[Stored records]
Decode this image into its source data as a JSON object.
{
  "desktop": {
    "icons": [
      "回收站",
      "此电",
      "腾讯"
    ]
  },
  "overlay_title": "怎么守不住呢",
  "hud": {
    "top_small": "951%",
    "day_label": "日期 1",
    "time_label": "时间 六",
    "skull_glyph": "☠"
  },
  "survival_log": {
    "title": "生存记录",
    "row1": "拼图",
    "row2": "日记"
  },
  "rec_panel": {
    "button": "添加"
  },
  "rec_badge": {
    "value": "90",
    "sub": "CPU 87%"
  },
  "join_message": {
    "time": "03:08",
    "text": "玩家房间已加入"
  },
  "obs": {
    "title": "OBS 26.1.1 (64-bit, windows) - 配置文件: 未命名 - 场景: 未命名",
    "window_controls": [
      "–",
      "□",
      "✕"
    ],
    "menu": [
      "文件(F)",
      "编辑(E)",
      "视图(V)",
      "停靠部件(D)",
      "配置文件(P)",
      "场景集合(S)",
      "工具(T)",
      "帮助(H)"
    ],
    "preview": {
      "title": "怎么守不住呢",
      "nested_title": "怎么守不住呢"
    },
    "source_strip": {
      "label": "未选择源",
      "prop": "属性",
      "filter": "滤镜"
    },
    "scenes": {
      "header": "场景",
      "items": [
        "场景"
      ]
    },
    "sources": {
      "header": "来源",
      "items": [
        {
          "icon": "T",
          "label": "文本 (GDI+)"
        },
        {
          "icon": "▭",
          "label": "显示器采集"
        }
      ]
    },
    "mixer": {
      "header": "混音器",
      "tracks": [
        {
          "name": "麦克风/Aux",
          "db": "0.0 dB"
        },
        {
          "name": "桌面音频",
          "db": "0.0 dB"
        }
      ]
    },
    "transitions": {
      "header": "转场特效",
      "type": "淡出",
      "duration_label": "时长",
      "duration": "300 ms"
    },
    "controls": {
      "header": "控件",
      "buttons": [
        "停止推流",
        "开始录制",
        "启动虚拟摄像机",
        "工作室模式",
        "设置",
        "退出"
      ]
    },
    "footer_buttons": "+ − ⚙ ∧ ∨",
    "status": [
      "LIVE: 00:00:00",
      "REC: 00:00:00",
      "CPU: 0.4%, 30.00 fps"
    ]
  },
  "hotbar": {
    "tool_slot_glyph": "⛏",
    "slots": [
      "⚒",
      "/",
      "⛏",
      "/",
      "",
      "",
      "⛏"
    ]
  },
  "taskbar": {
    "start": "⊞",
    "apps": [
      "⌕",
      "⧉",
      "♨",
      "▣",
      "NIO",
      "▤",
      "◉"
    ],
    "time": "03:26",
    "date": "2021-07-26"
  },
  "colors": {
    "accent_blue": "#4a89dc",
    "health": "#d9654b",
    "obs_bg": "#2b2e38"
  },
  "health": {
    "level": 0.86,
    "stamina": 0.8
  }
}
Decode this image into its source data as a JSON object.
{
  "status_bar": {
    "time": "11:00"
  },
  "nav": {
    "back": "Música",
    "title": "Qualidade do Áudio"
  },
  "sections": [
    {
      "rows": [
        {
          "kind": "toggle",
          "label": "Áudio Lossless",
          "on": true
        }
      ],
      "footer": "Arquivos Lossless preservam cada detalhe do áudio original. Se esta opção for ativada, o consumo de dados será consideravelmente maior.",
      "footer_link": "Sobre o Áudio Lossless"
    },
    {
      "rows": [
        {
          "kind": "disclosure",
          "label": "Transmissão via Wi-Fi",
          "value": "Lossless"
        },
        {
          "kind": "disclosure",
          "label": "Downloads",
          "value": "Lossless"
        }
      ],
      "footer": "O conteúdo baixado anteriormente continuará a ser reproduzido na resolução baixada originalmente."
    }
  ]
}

### Objective
Write out all the data again, exactly as it appears.

### Written reply
Decode this image into its source data as a JSON object.
{
  "desktop": {
    "icons": [
      "回收站",
      "此电",
      "腾讯"
    ]
  },
  "overlay_title": "怎么守不住呢",
  "hud": {
    "top_small": "951%",
    "day_label": "日期 1",
    "time_label": "时间 六",
    "skull_glyph": "☠"
  },
  "survival_log": {
    "title": "生存记录",
    "row1": "拼图",
    "row2": "日记"
  },
  "rec_panel": {
    "button": "添加"
  },
  "rec_badge": {
    "value": "90",
    "sub": "CPU 87%"
  },
  "join_message": {
    "time": "03:08",
    "text": "玩家房间已加入"
  },
  "obs": {
    "title": "OBS 26.1.1 (64-bit, windows) - 配置文件: 未命名 - 场景: 未命名",
    "window_controls": [
      "–",
      "□",
      "✕"
    ],
    "menu": [
      "文件(F)",
      "编辑(E)",
      "视图(V)",
      "停靠部件(D)",
      "配置文件(P)",
      "场景集合(S)",
      "工具(T)",
      "帮助(H)"
    ],
    "preview": {
      "title": "怎么守不住呢",
      "nested_title": "怎么守不住呢"
    },
    "source_strip": {
      "label": "未选择源",
      "prop": "属性",
      "filter": "滤镜"
    },
    "scenes": {
      "header": "场景",
      "items": [
        "场景"
      ]
    },
    "sources": {
      "header": "来源",
      "items": [
        {
          "icon": "T",
          "label": "文本 (GDI+)"
        },
        {
          "icon": "▭",
          "label": "显示器采集"
        }
      ]
    },
    "mixer": {
      "header": "混音器",
      "tracks": [
        {
          "name": "麦克风/Aux",
          "db": "0.0 dB"
        },
        {
          "name": "桌面音频",
          "db": "0.0 dB"
        }
      ]
    },
    "transitions": {
      "header": "转场特效",
      "type": "淡出",
      "duration_label": "时长",
      "duration": "300 ms"
    },
    "controls": {
      "header": "控件",
      "buttons": [
        "停止推流",
        "开始录制",
        "启动虚拟摄像机",
        "工作室模式",
        "设置",
        "退出"
      ]
    },
    "footer_buttons": "+ − ⚙ ∧ ∨",
    "status": [
      "LIVE: 00:00:00",
      "REC: 00:00:00",
      "CPU: 0.4%, 30.00 fps"
    ]
  },
  "hotbar": {
    "tool_slot_glyph": "⛏",
    "slots": [
      "⚒",
      "/",
      "⛏",
      "/",
      "",
      "",
      "⛏"
    ]
  },
  "taskbar": {
    "start": "⊞",
    "apps": [
      "⌕",
      "⧉",
      "♨",
      "▣",
      "NIO",
      "▤",
      "◉"
    ],
    "time": "03:26",
    "date": "2021-07-26"
  },
  "colors": {
    "accent_blue": "#4a89dc",
    "health": "#d9654b",
    "obs_bg": "#2b2e38"
  },
  "health": {
    "level": 0.86,
    "stamina": 0.8
  }
}
Decode this image into its source data as a JSON object.
{
  "status_bar": {
    "time": "11:00"
  },
  "nav": {
    "back": "Música",
    "title": "Qualidade do Áudio"
  },
  "sections": [
    {
      "rows": [
        {
          "kind": "toggle",
          "label": "Áudio Lossless",
          "on": true
        }
      ],
      "footer": "Arquivos Lossless preservam cada detalhe do áudio original. Se esta opção for ativada, o consumo de dados será consideravelmente maior.",
      "footer_link": "Sobre o Áudio Lossless"
    },
    {
      "rows": [
        {
          "kind": "disclosure",
          "label": "Transmissão via Wi-Fi",
          "value": "Lossless"
        },
        {
          "kind": "disclosure",
          "label": "Downloads",
          "value": "Lossless"
        }
      ],
      "footer": "O conteúdo baixado anteriormente continuará a ser reproduzido na resolução baixada originalmente."
    }
  ]
}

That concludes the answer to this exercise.